## Start RECORDS TO USE

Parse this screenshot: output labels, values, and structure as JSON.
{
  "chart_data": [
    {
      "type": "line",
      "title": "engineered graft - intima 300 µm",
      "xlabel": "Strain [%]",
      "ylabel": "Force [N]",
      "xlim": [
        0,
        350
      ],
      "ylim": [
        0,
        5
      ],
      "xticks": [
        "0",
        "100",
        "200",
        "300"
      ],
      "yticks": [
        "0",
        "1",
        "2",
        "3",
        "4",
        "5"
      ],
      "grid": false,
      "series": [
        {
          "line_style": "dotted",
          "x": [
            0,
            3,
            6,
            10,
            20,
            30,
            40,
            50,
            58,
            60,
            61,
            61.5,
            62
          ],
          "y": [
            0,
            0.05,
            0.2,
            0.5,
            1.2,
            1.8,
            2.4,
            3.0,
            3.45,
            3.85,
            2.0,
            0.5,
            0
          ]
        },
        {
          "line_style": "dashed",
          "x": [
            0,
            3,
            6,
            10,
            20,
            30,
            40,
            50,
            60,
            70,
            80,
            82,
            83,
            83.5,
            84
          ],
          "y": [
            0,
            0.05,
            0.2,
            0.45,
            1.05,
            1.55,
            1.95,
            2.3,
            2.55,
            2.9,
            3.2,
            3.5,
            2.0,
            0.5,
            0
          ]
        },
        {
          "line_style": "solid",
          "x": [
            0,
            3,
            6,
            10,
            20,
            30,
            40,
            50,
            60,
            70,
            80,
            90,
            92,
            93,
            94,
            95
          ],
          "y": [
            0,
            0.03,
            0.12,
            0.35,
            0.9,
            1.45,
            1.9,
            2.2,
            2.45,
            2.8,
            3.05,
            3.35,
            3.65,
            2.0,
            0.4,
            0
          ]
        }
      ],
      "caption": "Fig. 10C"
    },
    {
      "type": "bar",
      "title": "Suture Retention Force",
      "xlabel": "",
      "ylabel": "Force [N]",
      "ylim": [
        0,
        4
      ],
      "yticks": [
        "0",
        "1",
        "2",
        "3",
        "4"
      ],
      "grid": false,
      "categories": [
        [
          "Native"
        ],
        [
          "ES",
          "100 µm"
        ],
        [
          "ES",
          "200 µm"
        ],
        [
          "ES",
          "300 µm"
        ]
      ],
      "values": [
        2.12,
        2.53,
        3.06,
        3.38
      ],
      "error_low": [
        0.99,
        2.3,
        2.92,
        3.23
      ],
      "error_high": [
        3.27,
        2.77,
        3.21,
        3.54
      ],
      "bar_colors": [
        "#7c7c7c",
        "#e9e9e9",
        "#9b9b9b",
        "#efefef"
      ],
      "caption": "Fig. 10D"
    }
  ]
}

## End RECORDS TO USE

PROMPT :: Repeat the preceding lines exactly, please, every one of them.

RESPONSE BELOW ::
Parse this screenshot: output labels, values, and structure as JSON.
{
  "chart_data": [
    {
      "type": "line",
      "title": "engineered graft - intima 300 µm",
      "xlabel": "Strain [%]",
      "ylabel": "Force [N]",
      "xlim": [
        0,
        350
      ],
      "ylim": [
        0,
        5
      ],
      "xticks": [
        "0",
        "100",
        "200",
        "300"
      ],
      "yticks": [
        "0",
        "1",
        "2",
        "3",
        "4",
        "5"
      ],
      "grid": false,
      "series": [
        {
          "line_style": "dotted",
          "x": [
            0,
            3,
            6,
            10,
            20,
            30,
            40,
            50,
            58,
            60,
            61,
            61.5,
            62
          ],
          "y": [
            0,
            0.05,
            0.2,
            0.5,
            1.2,
            1.8,
            2.4,
            3.0,
            3.45,
            3.85,
            2.0,
            0.5,
            0
          ]
        },
        {
          "line_style": "dashed",
          "x": [
            0,
            3,
            6,
            10,
            20,
            30,
            40,
            50,
            60,
            70,
            80,
            82,
            83,
            83.5,
            84
          ],
          "y": [
            0,
            0.05,
            0.2,
            0.45,
            1.05,
            1.55,
            1.95,
            2.3,
            2.55,
            2.9,
            3.2,
            3.5,
            2.0,
            0.5,
            0
          ]
        },
        {
          "line_style": "solid",
          "x": [
            0,
            3,
            6,
            10,
            20,
            30,
            40,
            50,
            60,
            70,
            80,
            90,
            92,
            93,
            94,
            95
          ],
          "y": [
            0,
            0.03,
            0.12,
            0.35,
            0.9,
            1.45,
            1.9,
            2.2,
            2.45,
            2.8,
            3.05,
            3.35,
            3.65,
            2.0,
            0.4,
            0
          ]
        }
      ],
      "caption": "Fig. 10C"
    },
    {
      "type": "bar",
      "title": "Suture Retention Force",
      "xlabel": "",
      "ylabel": "Force [N]",
      "ylim": [
        0,
        4
      ],
      "yticks": [
        "0",
        "1",
        "2",
        "3",
        "4"
      ],
      "grid": false,
      "categories": [
        [
          "Native"
        ],
        [
          "ES",
          "100 µm"
        ],
        [
          "ES",
          "200 µm"
        ],
        [
          "ES",
          "300 µm"
        ]
      ],
      "values": [
        2.12,
        2.53,
        3.06,
        3.38
      ],
      "error_low": [
        0.99,
        2.3,
        2.92,
        3.23
      ],
      "error_high": [
        3.27,
        2.77,
        3.21,
        3.54
      ],
      "bar_colors": [
        "#7c7c7c",
        "#e9e9e9",
        "#9b9b9b",
        "#efefef"
      ],
      "caption": "Fig. 10D"
    }
  ]
}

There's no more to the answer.